### WHAT YOU HAVE TO DO
Copy the records below exactly, leaving out every picture.
─── TASK DATA ───
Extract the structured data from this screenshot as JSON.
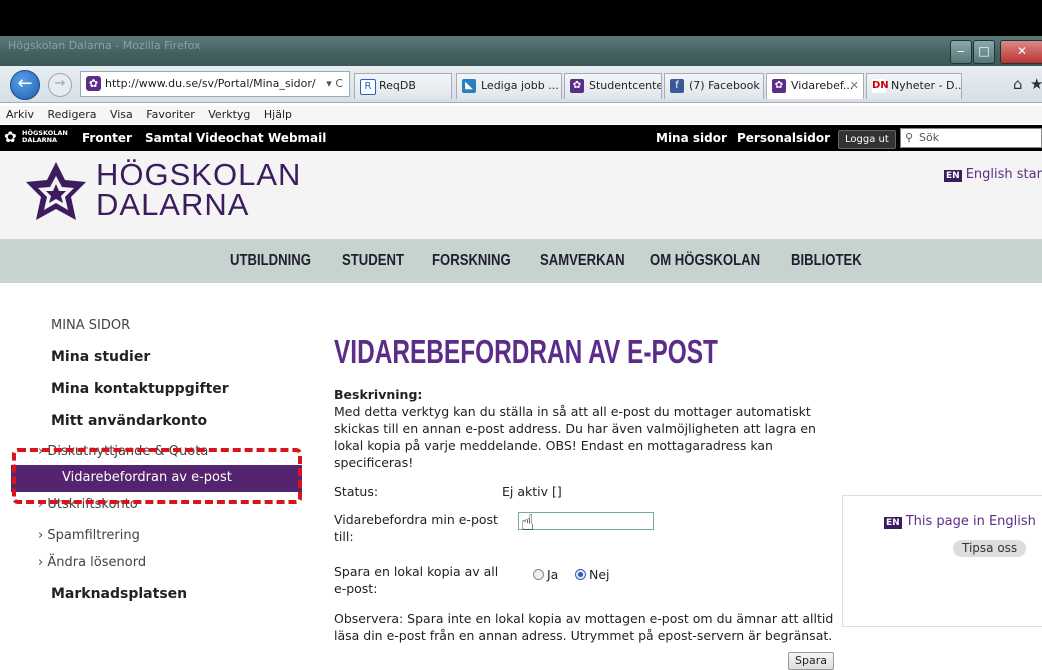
{
  "browser": {
    "title": "Högskolan Dalarna - Mozilla Firefox",
    "url": "http://www.du.se/sv/Portal/Mina_sidor/",
    "tabs": [
      "ReqDB",
      "Lediga jobb ...",
      "Studentcenter",
      "(7) Facebook",
      "Vidarebef...",
      "Nyheter - D..."
    ],
    "menu": [
      "Arkiv",
      "Redigera",
      "Visa",
      "Favoriter",
      "Verktyg",
      "Hjälp"
    ]
  },
  "sitebar": {
    "logo": "HÖGSKOLAN DALARNA",
    "links": [
      "Fronter",
      "Samtal",
      "Videochat",
      "Webmail"
    ],
    "right_links": [
      "Mina sidor",
      "Personalsidor"
    ],
    "logout": "Logga ut",
    "search_placeholder": "Sök"
  },
  "header": {
    "logo_line1": "HÖGSKOLAN",
    "logo_line2": "DALARNA",
    "english_start": "English startp",
    "en_badge": "EN"
  },
  "mainnav": [
    "UTBILDNING",
    "STUDENT",
    "FORSKNING",
    "SAMVERKAN",
    "OM HÖGSKOLAN",
    "BIBLIOTEK"
  ],
  "sidebar": {
    "heading": "MINA SIDOR",
    "items": [
      "Mina studier",
      "Mina kontaktuppgifter",
      "Mitt användarkonto"
    ],
    "subitems": [
      "Diskutnyttjande & Quota",
      "Vidarebefordran av e-post",
      "Utskriftskonto",
      "Spamfiltrering",
      "Ändra lösenord"
    ],
    "last": "Marknadsplatsen"
  },
  "content": {
    "title": "VIDAREBEFORDRAN AV E-POST",
    "desc_label": "Beskrivning:",
    "desc": "Med detta verktyg kan du ställa in så att all e-post du mottager automatiskt skickas till en annan e-post address. Du har även valmöjligheten att lagra en lokal kopia på varje meddelande. OBS! Endast en mottagaradress kan specificeras!",
    "status_label": "Status:",
    "status_value": "Ej aktiv []",
    "forward_label": "Vidarebefordra min e-post till:",
    "copy_label": "Spara en lokal kopia av all e-post:",
    "opt_yes": "Ja",
    "opt_no": "Nej",
    "note": "Observera: Spara inte en lokal kopia av mottagen e-post om du ämnar att alltid läsa din e-post från en annan adress. Utrymmet på epost-servern är begränsat.",
    "save": "Spara"
  },
  "rightbox": {
    "this_page": "This page in English",
    "tipsa": "Tipsa oss"
  },
  "colors": {
    "purple": "#5b2d88",
    "dark_purple": "#3b1d5e",
    "nav_bg": "#c7d3cf",
    "highlight_red": "#d8141c"
  }
}
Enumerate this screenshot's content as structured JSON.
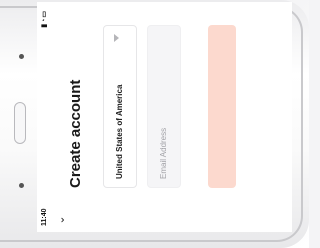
{
  "status_bar": {
    "time": "11:40",
    "icons": [
      "signal-icon",
      "wifi-icon",
      "battery-icon"
    ]
  },
  "header": {
    "back_icon": "chevron-down-icon",
    "title": "Create account"
  },
  "form": {
    "country_value": "United States of America",
    "email_placeholder": "Email Address"
  },
  "colors": {
    "submit_button": "#fcd9ce",
    "email_field_bg": "#f5f5f7"
  }
}
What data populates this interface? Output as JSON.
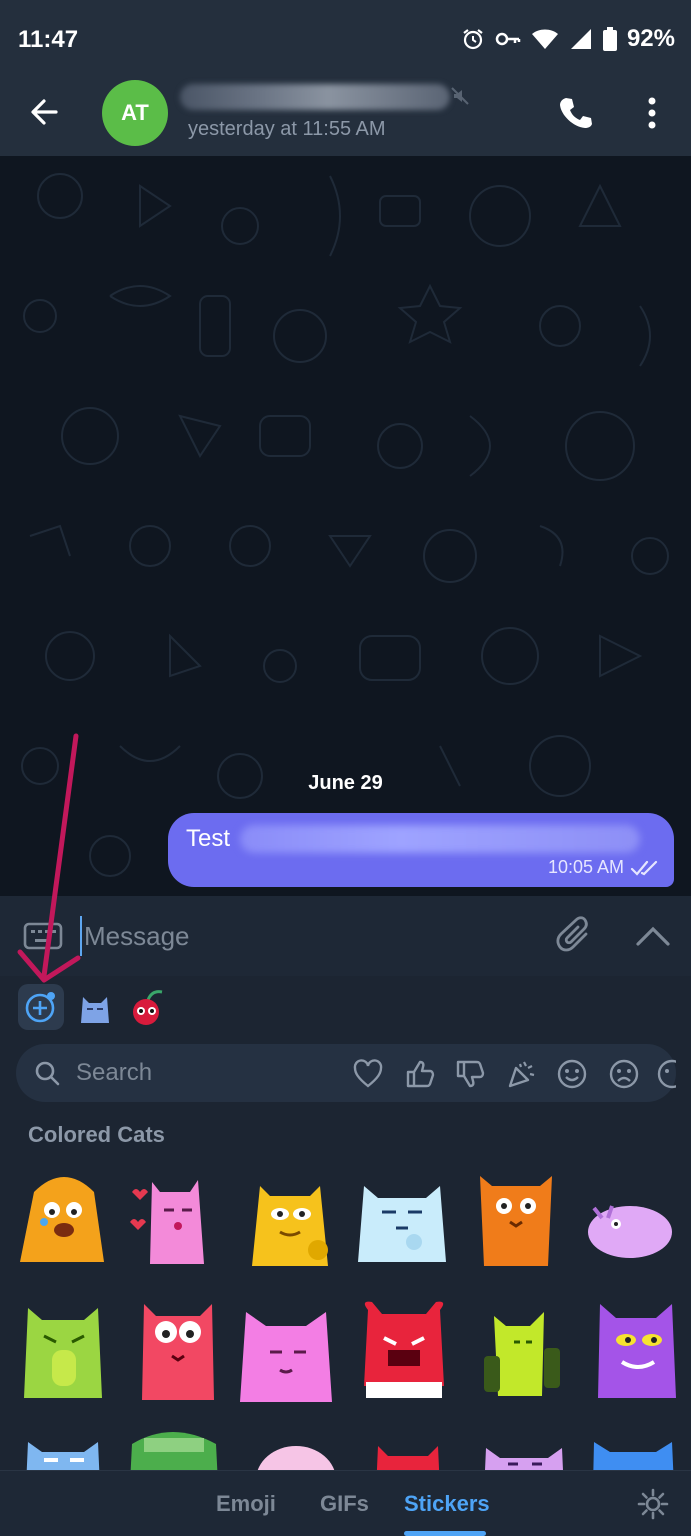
───
### SOLUTION FOR THIS EXERCISE
Extract the structured data from this screenshot as JSON.
{
  "browser": {
    "title": "Högskolan Dalarna - Mozilla Firefox",
    "url": "http://www.du.se/sv/Portal/Mina_sidor/",
    "tabs": [
      "ReqDB",
      "Lediga jobb ...",
      "Studentcenter",
      "(7) Facebook",
      "Vidarebef...",
      "Nyheter - D..."
    ],
    "menu": [
      "Arkiv",
      "Redigera",
      "Visa",
      "Favoriter",
      "Verktyg",
      "Hjälp"
    ]
  },
  "sitebar": {
    "logo": "HÖGSKOLAN DALARNA",
    "links": [
      "Fronter",
      "Samtal",
      "Videochat",
      "Webmail"
    ],
    "right_links": [
      "Mina sidor",
      "Personalsidor"
    ],
    "logout": "Logga ut",
    "search_placeholder": "Sök"
  },
  "header": {
    "logo_line1": "HÖGSKOLAN",
    "logo_line2": "DALARNA",
    "english_start": "English startp",
    "en_badge": "EN"
  },
  "mainnav": [
    "UTBILDNING",
    "STUDENT",
    "FORSKNING",
    "SAMVERKAN",
    "OM HÖGSKOLAN",
    "BIBLIOTEK"
  ],
  "sidebar": {
    "heading": "MINA SIDOR",
    "items": [
      "Mina studier",
      "Mina kontaktuppgifter",
      "Mitt användarkonto"
    ],
    "subitems": [
      "Diskutnyttjande & Quota",
      "Vidarebefordran av e-post",
      "Utskriftskonto",
      "Spamfiltrering",
      "Ändra lösenord"
    ],
    "last": "Marknadsplatsen"
  },
  "content": {
    "title": "VIDAREBEFORDRAN AV E-POST",
    "desc_label": "Beskrivning:",
    "desc": "Med detta verktyg kan du ställa in så att all e-post du mottager automatiskt skickas till en annan e-post address. Du har även valmöjligheten att lagra en lokal kopia på varje meddelande. OBS! Endast en mottagaradress kan specificeras!",
    "status_label": "Status:",
    "status_value": "Ej aktiv []",
    "forward_label": "Vidarebefordra min e-post till:",
    "copy_label": "Spara en lokal kopia av all e-post:",
    "opt_yes": "Ja",
    "opt_no": "Nej",
    "note": "Observera: Spara inte en lokal kopia av mottagen e-post om du ämnar att alltid läsa din e-post från en annan adress. Utrymmet på epost-servern är begränsat.",
    "save": "Spara"
  },
  "rightbox": {
    "this_page": "This page in English",
    "tipsa": "Tipsa oss"
  },
  "colors": {
    "purple": "#5b2d88",
    "dark_purple": "#3b1d5e",
    "nav_bg": "#c7d3cf",
    "highlight_red": "#d8141c"
  }
}
Enumerate this screenshot's content as structured JSON.
{
  "status_bar": {
    "time": "11:40",
    "icons": [
      "signal-icon",
      "wifi-icon",
      "battery-icon"
    ]
  },
  "header": {
    "back_icon": "chevron-down-icon",
    "title": "Create account"
  },
  "form": {
    "country_value": "United States of America",
    "email_placeholder": "Email Address"
  },
  "colors": {
    "submit_button": "#fcd9ce",
    "email_field_bg": "#f5f5f7"
  }
}
What data populates this interface? Output as JSON.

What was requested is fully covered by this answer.